# Start of Material for the task
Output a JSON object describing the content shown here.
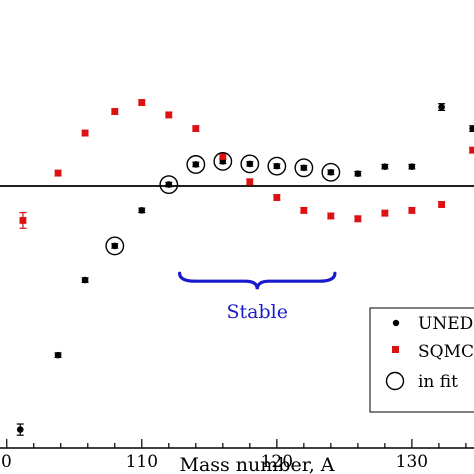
{
  "chart_data": {
    "type": "scatter",
    "xlabel": "Mass number, A",
    "x_ticks": [
      110,
      120,
      130
    ],
    "x_tick_labels": [
      "110",
      "120",
      "130"
    ],
    "x_edge_tick_label": "0",
    "xlim": [
      99.5,
      134.6
    ],
    "ylim": [
      -1.0,
      1.0
    ],
    "reference_line_y": 0,
    "grid": false,
    "legend_placement": "bottom-right",
    "series": [
      {
        "name": "UNEDF",
        "marker": "circle",
        "color": "#000000",
        "x": [
          101,
          103.8,
          105.8,
          108,
          110,
          112,
          114,
          116,
          118,
          120,
          122,
          124,
          126,
          128,
          130,
          132.2,
          134.5
        ],
        "y": [
          -0.87,
          -0.604,
          -0.336,
          -0.214,
          -0.087,
          0.005,
          0.077,
          0.088,
          0.079,
          0.071,
          0.065,
          0.049,
          0.044,
          0.069,
          0.069,
          0.282,
          0.205
        ],
        "yerr": [
          0.02,
          0.008,
          0.008,
          0.008,
          0.008,
          0.008,
          0.008,
          0.008,
          0.008,
          0.008,
          0.008,
          0.008,
          0.008,
          0.008,
          0.008,
          0.012,
          0.01
        ]
      },
      {
        "name": "SQMC",
        "marker": "square",
        "color": "#dd1111",
        "x": [
          101.2,
          103.8,
          105.8,
          108,
          110,
          112,
          114,
          116,
          118,
          120,
          122,
          124,
          126,
          128,
          130,
          132.2,
          134.5
        ],
        "y": [
          -0.123,
          0.046,
          0.189,
          0.266,
          0.298,
          0.254,
          0.205,
          0.106,
          0.015,
          -0.041,
          -0.087,
          -0.107,
          -0.117,
          -0.097,
          -0.087,
          -0.066,
          0.128
        ],
        "yerr": [
          0.028,
          0.01,
          0.01,
          0.01,
          0.01,
          0.01,
          0.01,
          0.01,
          0.01,
          0.01,
          0.01,
          0.01,
          0.01,
          0.01,
          0.01,
          0.01,
          0.01
        ]
      }
    ],
    "in_fit": {
      "name": "in fit",
      "marker": "open-circle",
      "x": [
        108,
        112,
        114,
        116,
        118,
        120,
        122,
        124
      ],
      "y": [
        -0.214,
        0.005,
        0.077,
        0.088,
        0.079,
        0.071,
        0.065,
        0.049
      ]
    },
    "annotations": [
      {
        "text": "Stable",
        "color": "#1a1acc",
        "brace_x": [
          112.8,
          124.3
        ],
        "brace_y": -0.34
      }
    ],
    "legend_entries": [
      "UNEDF",
      "SQMC",
      "in fit"
    ]
  }
}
# End of Material for the task
◆ To do:
Reproduce all the entries that precede this task, word for word, minus any pictures.

◆ Solution to this exercise:
Output a JSON object describing the content shown here.
{
  "chart_data": {
    "type": "scatter",
    "xlabel": "Mass number, A",
    "x_ticks": [
      110,
      120,
      130
    ],
    "x_tick_labels": [
      "110",
      "120",
      "130"
    ],
    "x_edge_tick_label": "0",
    "xlim": [
      99.5,
      134.6
    ],
    "ylim": [
      -1.0,
      1.0
    ],
    "reference_line_y": 0,
    "grid": false,
    "legend_placement": "bottom-right",
    "series": [
      {
        "name": "UNEDF",
        "marker": "circle",
        "color": "#000000",
        "x": [
          101,
          103.8,
          105.8,
          108,
          110,
          112,
          114,
          116,
          118,
          120,
          122,
          124,
          126,
          128,
          130,
          132.2,
          134.5
        ],
        "y": [
          -0.87,
          -0.604,
          -0.336,
          -0.214,
          -0.087,
          0.005,
          0.077,
          0.088,
          0.079,
          0.071,
          0.065,
          0.049,
          0.044,
          0.069,
          0.069,
          0.282,
          0.205
        ],
        "yerr": [
          0.02,
          0.008,
          0.008,
          0.008,
          0.008,
          0.008,
          0.008,
          0.008,
          0.008,
          0.008,
          0.008,
          0.008,
          0.008,
          0.008,
          0.008,
          0.012,
          0.01
        ]
      },
      {
        "name": "SQMC",
        "marker": "square",
        "color": "#dd1111",
        "x": [
          101.2,
          103.8,
          105.8,
          108,
          110,
          112,
          114,
          116,
          118,
          120,
          122,
          124,
          126,
          128,
          130,
          132.2,
          134.5
        ],
        "y": [
          -0.123,
          0.046,
          0.189,
          0.266,
          0.298,
          0.254,
          0.205,
          0.106,
          0.015,
          -0.041,
          -0.087,
          -0.107,
          -0.117,
          -0.097,
          -0.087,
          -0.066,
          0.128
        ],
        "yerr": [
          0.028,
          0.01,
          0.01,
          0.01,
          0.01,
          0.01,
          0.01,
          0.01,
          0.01,
          0.01,
          0.01,
          0.01,
          0.01,
          0.01,
          0.01,
          0.01,
          0.01
        ]
      }
    ],
    "in_fit": {
      "name": "in fit",
      "marker": "open-circle",
      "x": [
        108,
        112,
        114,
        116,
        118,
        120,
        122,
        124
      ],
      "y": [
        -0.214,
        0.005,
        0.077,
        0.088,
        0.079,
        0.071,
        0.065,
        0.049
      ]
    },
    "annotations": [
      {
        "text": "Stable",
        "color": "#1a1acc",
        "brace_x": [
          112.8,
          124.3
        ],
        "brace_y": -0.34
      }
    ],
    "legend_entries": [
      "UNEDF",
      "SQMC",
      "in fit"
    ]
  }
}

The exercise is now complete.